- WHAT YOU ARE ASKED TO DO
Return all lines with the word "this" in them.

Records from a collection of figures:
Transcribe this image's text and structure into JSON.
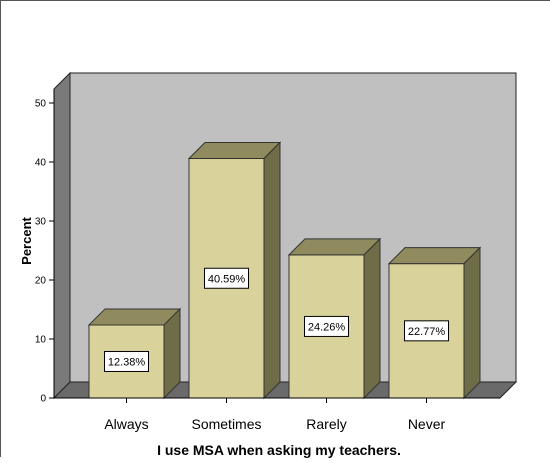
{
  "chart_data": {
    "type": "bar",
    "xlabel": "I use MSA when asking my teachers.",
    "ylabel": "Percent",
    "ylim": [
      0,
      50
    ],
    "yticks": [
      0,
      10,
      20,
      30,
      40,
      50
    ],
    "categories": [
      "Always",
      "Sometimes",
      "Rarely",
      "Never"
    ],
    "values": [
      12.38,
      40.59,
      24.26,
      22.77
    ],
    "value_labels": [
      "12.38%",
      "40.59%",
      "24.26%",
      "22.77%"
    ],
    "style": "3d",
    "grid": false,
    "colors": {
      "bar_front": "#d9d39b",
      "bar_top": "#8f8b5e",
      "bar_side": "#6f6c48",
      "plot_back": "#c0c0c0",
      "plot_floor": "#6a6a6a",
      "plot_left_wall": "#7a7a7a"
    }
  }
}
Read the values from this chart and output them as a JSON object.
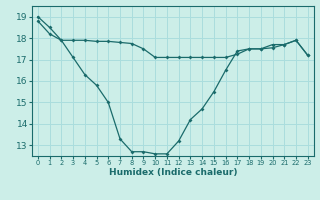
{
  "xlabel": "Humidex (Indice chaleur)",
  "background_color": "#cceee8",
  "line_color": "#1a6b6b",
  "grid_color": "#aadddd",
  "x_values": [
    0,
    1,
    2,
    3,
    4,
    5,
    6,
    7,
    8,
    9,
    10,
    11,
    12,
    13,
    14,
    15,
    16,
    17,
    18,
    19,
    20,
    21,
    22,
    23
  ],
  "series1": [
    19.0,
    18.5,
    17.9,
    17.1,
    16.3,
    15.8,
    15.0,
    13.3,
    12.7,
    12.7,
    12.6,
    12.6,
    13.2,
    14.2,
    14.7,
    15.5,
    16.5,
    17.4,
    17.5,
    17.5,
    17.7,
    17.7,
    17.9,
    17.2
  ],
  "series2": [
    18.8,
    18.2,
    17.9,
    17.9,
    17.9,
    17.85,
    17.85,
    17.8,
    17.75,
    17.5,
    17.1,
    17.1,
    17.1,
    17.1,
    17.1,
    17.1,
    17.1,
    17.25,
    17.5,
    17.5,
    17.55,
    17.7,
    17.9,
    17.2
  ],
  "ylim": [
    12.5,
    19.5
  ],
  "xlim": [
    -0.5,
    23.5
  ],
  "yticks": [
    13,
    14,
    15,
    16,
    17,
    18,
    19
  ],
  "xtick_labels": [
    "0",
    "1",
    "2",
    "3",
    "4",
    "5",
    "6",
    "7",
    "8",
    "9",
    "10",
    "11",
    "12",
    "13",
    "14",
    "15",
    "16",
    "17",
    "18",
    "19",
    "20",
    "21",
    "22",
    "23"
  ]
}
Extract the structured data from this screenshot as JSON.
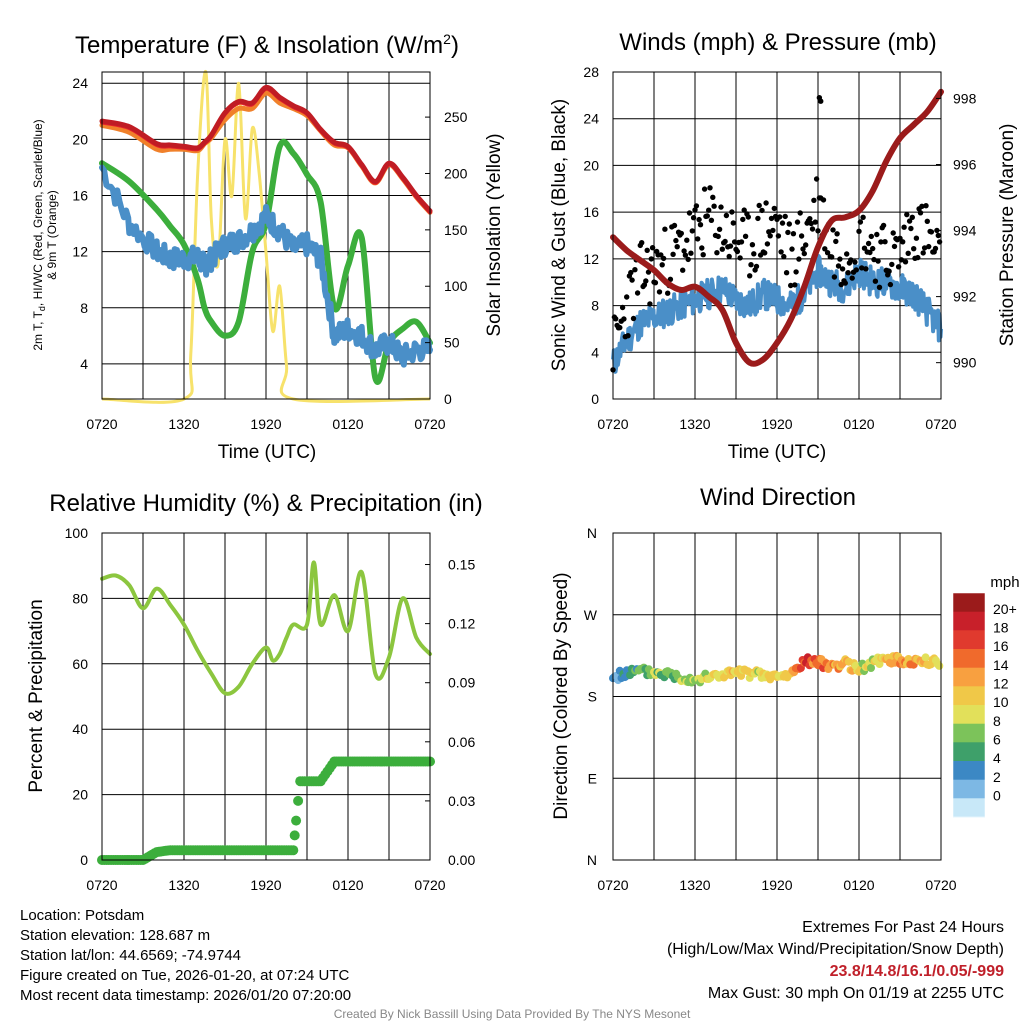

- RESPONSE
Transcribe this image's text and structure into JSON.
Read the values from this chart and output them as a JSON object.
Extract the structured data from this screenshot as JSON.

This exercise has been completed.